══ RECORDS FOR THIS EXERCISE ══

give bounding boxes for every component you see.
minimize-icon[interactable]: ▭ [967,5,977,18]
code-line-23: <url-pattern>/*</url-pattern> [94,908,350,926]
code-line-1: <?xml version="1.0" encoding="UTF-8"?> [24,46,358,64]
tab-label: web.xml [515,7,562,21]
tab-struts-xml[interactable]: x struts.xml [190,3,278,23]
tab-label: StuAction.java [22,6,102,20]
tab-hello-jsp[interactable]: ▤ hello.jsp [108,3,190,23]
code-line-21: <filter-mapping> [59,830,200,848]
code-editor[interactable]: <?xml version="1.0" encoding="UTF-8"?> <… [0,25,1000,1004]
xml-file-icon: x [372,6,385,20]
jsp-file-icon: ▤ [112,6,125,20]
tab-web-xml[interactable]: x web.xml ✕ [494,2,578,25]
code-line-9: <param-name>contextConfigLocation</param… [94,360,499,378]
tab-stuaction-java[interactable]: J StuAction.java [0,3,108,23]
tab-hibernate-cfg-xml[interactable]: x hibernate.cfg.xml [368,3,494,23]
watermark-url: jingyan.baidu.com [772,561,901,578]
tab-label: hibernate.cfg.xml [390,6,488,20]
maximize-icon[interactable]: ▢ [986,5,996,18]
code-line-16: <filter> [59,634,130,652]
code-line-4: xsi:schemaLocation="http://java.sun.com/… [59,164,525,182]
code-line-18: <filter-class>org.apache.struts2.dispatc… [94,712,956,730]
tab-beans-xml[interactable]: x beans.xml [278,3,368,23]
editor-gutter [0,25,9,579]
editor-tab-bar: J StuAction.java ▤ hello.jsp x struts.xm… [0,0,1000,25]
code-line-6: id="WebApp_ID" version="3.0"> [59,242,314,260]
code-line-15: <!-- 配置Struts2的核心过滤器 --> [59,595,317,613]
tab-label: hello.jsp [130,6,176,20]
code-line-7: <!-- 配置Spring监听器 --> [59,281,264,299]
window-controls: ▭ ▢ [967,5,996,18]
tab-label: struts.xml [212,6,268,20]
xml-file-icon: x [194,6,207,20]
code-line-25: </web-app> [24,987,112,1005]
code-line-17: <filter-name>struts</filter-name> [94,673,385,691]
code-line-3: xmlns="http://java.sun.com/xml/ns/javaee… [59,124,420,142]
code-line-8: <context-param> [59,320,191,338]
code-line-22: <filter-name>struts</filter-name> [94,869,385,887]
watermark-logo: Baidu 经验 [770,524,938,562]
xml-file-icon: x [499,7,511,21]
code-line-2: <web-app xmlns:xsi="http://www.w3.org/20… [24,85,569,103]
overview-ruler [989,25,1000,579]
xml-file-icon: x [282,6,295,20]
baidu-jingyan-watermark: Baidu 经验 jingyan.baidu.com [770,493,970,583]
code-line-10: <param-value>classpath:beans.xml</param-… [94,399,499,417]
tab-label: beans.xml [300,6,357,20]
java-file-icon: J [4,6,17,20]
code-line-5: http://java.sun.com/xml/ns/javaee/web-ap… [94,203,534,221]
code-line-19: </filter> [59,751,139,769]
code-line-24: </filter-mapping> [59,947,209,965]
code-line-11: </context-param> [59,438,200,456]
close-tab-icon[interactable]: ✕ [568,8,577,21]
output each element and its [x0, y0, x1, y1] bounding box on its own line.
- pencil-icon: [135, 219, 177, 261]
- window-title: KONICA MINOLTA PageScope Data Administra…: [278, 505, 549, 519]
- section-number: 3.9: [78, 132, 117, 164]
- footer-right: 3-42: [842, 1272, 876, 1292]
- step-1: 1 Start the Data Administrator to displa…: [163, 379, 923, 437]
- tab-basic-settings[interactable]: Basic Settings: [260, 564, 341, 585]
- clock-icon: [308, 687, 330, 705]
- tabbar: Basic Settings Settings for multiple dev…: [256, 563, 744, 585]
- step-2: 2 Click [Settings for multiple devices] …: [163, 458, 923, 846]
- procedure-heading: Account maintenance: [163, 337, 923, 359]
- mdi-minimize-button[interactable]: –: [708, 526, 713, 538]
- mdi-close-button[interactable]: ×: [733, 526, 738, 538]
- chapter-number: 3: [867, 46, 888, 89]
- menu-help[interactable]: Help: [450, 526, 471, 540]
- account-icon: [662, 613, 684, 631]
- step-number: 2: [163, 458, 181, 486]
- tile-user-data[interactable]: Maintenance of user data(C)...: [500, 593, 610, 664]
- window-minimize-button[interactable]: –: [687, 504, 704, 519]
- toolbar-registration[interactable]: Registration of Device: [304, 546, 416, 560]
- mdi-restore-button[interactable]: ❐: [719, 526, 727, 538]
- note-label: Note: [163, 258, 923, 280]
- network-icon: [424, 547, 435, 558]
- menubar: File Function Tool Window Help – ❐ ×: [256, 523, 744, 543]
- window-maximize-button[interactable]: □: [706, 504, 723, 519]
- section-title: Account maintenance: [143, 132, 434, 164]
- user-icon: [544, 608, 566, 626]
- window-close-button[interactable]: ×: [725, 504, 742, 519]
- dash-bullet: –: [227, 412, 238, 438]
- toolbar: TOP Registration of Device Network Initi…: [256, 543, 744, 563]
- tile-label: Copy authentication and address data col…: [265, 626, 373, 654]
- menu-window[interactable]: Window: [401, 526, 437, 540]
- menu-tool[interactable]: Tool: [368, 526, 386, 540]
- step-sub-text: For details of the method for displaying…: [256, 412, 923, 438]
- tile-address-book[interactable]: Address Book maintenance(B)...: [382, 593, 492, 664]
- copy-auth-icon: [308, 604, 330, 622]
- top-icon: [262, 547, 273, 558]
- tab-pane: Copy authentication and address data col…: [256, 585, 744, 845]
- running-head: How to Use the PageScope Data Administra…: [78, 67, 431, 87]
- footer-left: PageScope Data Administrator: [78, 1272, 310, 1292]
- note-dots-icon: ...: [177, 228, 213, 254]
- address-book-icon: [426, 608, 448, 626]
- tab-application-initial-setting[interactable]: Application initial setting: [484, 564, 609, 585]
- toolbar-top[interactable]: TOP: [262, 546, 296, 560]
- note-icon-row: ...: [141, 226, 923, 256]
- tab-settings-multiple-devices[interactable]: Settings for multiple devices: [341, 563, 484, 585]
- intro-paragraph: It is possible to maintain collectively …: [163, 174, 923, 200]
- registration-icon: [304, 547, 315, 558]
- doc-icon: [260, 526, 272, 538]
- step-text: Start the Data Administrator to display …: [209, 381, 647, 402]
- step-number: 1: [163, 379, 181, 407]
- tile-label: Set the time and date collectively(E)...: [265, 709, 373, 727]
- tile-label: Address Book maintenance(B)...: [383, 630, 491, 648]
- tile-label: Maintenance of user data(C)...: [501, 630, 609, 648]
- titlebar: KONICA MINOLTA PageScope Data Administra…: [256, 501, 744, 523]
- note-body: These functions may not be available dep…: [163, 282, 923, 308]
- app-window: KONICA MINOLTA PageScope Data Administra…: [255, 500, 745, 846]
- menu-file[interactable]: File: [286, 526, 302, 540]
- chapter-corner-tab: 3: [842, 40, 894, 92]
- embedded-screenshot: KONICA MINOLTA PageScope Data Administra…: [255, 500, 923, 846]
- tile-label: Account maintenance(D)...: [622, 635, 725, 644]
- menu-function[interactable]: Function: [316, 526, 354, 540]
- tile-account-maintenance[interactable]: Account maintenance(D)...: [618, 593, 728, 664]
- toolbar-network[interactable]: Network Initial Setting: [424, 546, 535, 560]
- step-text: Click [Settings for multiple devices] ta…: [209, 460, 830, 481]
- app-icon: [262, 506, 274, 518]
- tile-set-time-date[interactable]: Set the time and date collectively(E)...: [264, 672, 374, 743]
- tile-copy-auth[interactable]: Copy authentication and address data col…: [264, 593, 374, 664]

═══

▶ **OBJECTIVE**:
Transcribe every line of the data above verbatim, preserving all characters, spacing, and coordinates.

▶ **RESPONSE**:
give bounding boxes for every component you see.
minimize-icon[interactable]: ▭ [967,5,977,18]
code-line-23: <url-pattern>/*</url-pattern> [94,908,350,926]
code-line-1: <?xml version="1.0" encoding="UTF-8"?> [24,46,358,64]
tab-label: web.xml [515,7,562,21]
tab-struts-xml[interactable]: x struts.xml [190,3,278,23]
tab-label: StuAction.java [22,6,102,20]
tab-hello-jsp[interactable]: ▤ hello.jsp [108,3,190,23]
code-line-21: <filter-mapping> [59,830,200,848]
code-editor[interactable]: <?xml version="1.0" encoding="UTF-8"?> <… [0,25,1000,1004]
xml-file-icon: x [372,6,385,20]
jsp-file-icon: ▤ [112,6,125,20]
tab-web-xml[interactable]: x web.xml ✕ [494,2,578,25]
code-line-9: <param-name>contextConfigLocation</param… [94,360,499,378]
tab-stuaction-java[interactable]: J StuAction.java [0,3,108,23]
tab-hibernate-cfg-xml[interactable]: x hibernate.cfg.xml [368,3,494,23]
watermark-url: jingyan.baidu.com [772,561,901,578]
tab-label: hibernate.cfg.xml [390,6,488,20]
maximize-icon[interactable]: ▢ [986,5,996,18]
code-line-16: <filter> [59,634,130,652]
code-line-4: xsi:schemaLocation="http://java.sun.com/… [59,164,525,182]
code-line-18: <filter-class>org.apache.struts2.dispatc… [94,712,956,730]
tab-beans-xml[interactable]: x beans.xml [278,3,368,23]
editor-gutter [0,25,9,579]
editor-tab-bar: J StuAction.java ▤ hello.jsp x struts.xm… [0,0,1000,25]
code-line-6: id="WebApp_ID" version="3.0"> [59,242,314,260]
code-line-15: <!-- 配置Struts2的核心过滤器 --> [59,595,317,613]
tab-label: hello.jsp [130,6,176,20]
code-line-7: <!-- 配置Spring监听器 --> [59,281,264,299]
window-controls: ▭ ▢ [967,5,996,18]
tab-label: struts.xml [212,6,268,20]
xml-file-icon: x [194,6,207,20]
code-line-25: </web-app> [24,987,112,1005]
code-line-17: <filter-name>struts</filter-name> [94,673,385,691]
code-line-3: xmlns="http://java.sun.com/xml/ns/javaee… [59,124,420,142]
code-line-8: <context-param> [59,320,191,338]
code-line-22: <filter-name>struts</filter-name> [94,869,385,887]
watermark-logo: Baidu 经验 [770,524,938,562]
xml-file-icon: x [499,7,511,21]
code-line-2: <web-app xmlns:xsi="http://www.w3.org/20… [24,85,569,103]
overview-ruler [989,25,1000,579]
xml-file-icon: x [282,6,295,20]
baidu-jingyan-watermark: Baidu 经验 jingyan.baidu.com [770,493,970,583]
code-line-10: <param-value>classpath:beans.xml</param-… [94,399,499,417]
tab-label: beans.xml [300,6,357,20]
java-file-icon: J [4,6,17,20]
code-line-5: http://java.sun.com/xml/ns/javaee/web-ap… [94,203,534,221]
code-line-19: </filter> [59,751,139,769]
code-line-24: </filter-mapping> [59,947,209,965]
code-line-11: </context-param> [59,438,200,456]
close-tab-icon[interactable]: ✕ [568,8,577,21]
output each element and its [x0, y0, x1, y1] bounding box on its own line.
- pencil-icon: [135, 219, 177, 261]
- window-title: KONICA MINOLTA PageScope Data Administra…: [278, 505, 549, 519]
- section-number: 3.9: [78, 132, 117, 164]
- footer-right: 3-42: [842, 1272, 876, 1292]
- step-1: 1 Start the Data Administrator to displa…: [163, 379, 923, 437]
- tab-basic-settings[interactable]: Basic Settings: [260, 564, 341, 585]
- clock-icon: [308, 687, 330, 705]
- tabbar: Basic Settings Settings for multiple dev…: [256, 563, 744, 585]
- step-2: 2 Click [Settings for multiple devices] …: [163, 458, 923, 846]
- procedure-heading: Account maintenance: [163, 337, 923, 359]
- mdi-minimize-button[interactable]: –: [708, 526, 713, 538]
- mdi-close-button[interactable]: ×: [733, 526, 738, 538]
- chapter-number: 3: [867, 46, 888, 89]
- menu-help[interactable]: Help: [450, 526, 471, 540]
- account-icon: [662, 613, 684, 631]
- step-number: 2: [163, 458, 181, 486]
- tile-user-data[interactable]: Maintenance of user data(C)...: [500, 593, 610, 664]
- window-minimize-button[interactable]: –: [687, 504, 704, 519]
- toolbar-registration[interactable]: Registration of Device: [304, 546, 416, 560]
- mdi-restore-button[interactable]: ❐: [719, 526, 727, 538]
- note-label: Note: [163, 258, 923, 280]
- network-icon: [424, 547, 435, 558]
- menubar: File Function Tool Window Help – ❐ ×: [256, 523, 744, 543]
- window-maximize-button[interactable]: □: [706, 504, 723, 519]
- section-title: Account maintenance: [143, 132, 434, 164]
- user-icon: [544, 608, 566, 626]
- window-close-button[interactable]: ×: [725, 504, 742, 519]
- dash-bullet: –: [227, 412, 238, 438]
- toolbar: TOP Registration of Device Network Initi…: [256, 543, 744, 563]
- tile-label: Copy authentication and address data col…: [265, 626, 373, 654]
- menu-window[interactable]: Window: [401, 526, 437, 540]
- menu-tool[interactable]: Tool: [368, 526, 386, 540]
- step-sub-text: For details of the method for displaying…: [256, 412, 923, 438]
- tile-address-book[interactable]: Address Book maintenance(B)...: [382, 593, 492, 664]
- copy-auth-icon: [308, 604, 330, 622]
- top-icon: [262, 547, 273, 558]
- tab-pane: Copy authentication and address data col…: [256, 585, 744, 845]
- running-head: How to Use the PageScope Data Administra…: [78, 67, 431, 87]
- footer-left: PageScope Data Administrator: [78, 1272, 310, 1292]
- note-dots-icon: ...: [177, 228, 213, 254]
- address-book-icon: [426, 608, 448, 626]
- tab-application-initial-setting[interactable]: Application initial setting: [484, 564, 609, 585]
- toolbar-top[interactable]: TOP: [262, 546, 296, 560]
- note-icon-row: ...: [141, 226, 923, 256]
- tab-settings-multiple-devices[interactable]: Settings for multiple devices: [341, 563, 484, 585]
- intro-paragraph: It is possible to maintain collectively …: [163, 174, 923, 200]
- registration-icon: [304, 547, 315, 558]
- doc-icon: [260, 526, 272, 538]
- step-text: Start the Data Administrator to display …: [209, 381, 647, 402]
- step-number: 1: [163, 379, 181, 407]
- tile-label: Set the time and date collectively(E)...: [265, 709, 373, 727]
- tile-label: Address Book maintenance(B)...: [383, 630, 491, 648]
- tile-label: Maintenance of user data(C)...: [501, 630, 609, 648]
- titlebar: KONICA MINOLTA PageScope Data Administra…: [256, 501, 744, 523]
- note-body: These functions may not be available dep…: [163, 282, 923, 308]
- app-window: KONICA MINOLTA PageScope Data Administra…: [255, 500, 745, 846]
- menu-file[interactable]: File: [286, 526, 302, 540]
- chapter-corner-tab: 3: [842, 40, 894, 92]
- embedded-screenshot: KONICA MINOLTA PageScope Data Administra…: [255, 500, 923, 846]
- tile-label: Account maintenance(D)...: [622, 635, 725, 644]
- menu-function[interactable]: Function: [316, 526, 354, 540]
- tile-account-maintenance[interactable]: Account maintenance(D)...: [618, 593, 728, 664]
- toolbar-network[interactable]: Network Initial Setting: [424, 546, 535, 560]
- step-text: Click [Settings for multiple devices] ta…: [209, 460, 830, 481]
- app-icon: [262, 506, 274, 518]
- tile-set-time-date[interactable]: Set the time and date collectively(E)...: [264, 672, 374, 743]
- tile-copy-auth[interactable]: Copy authentication and address data col…: [264, 593, 374, 664]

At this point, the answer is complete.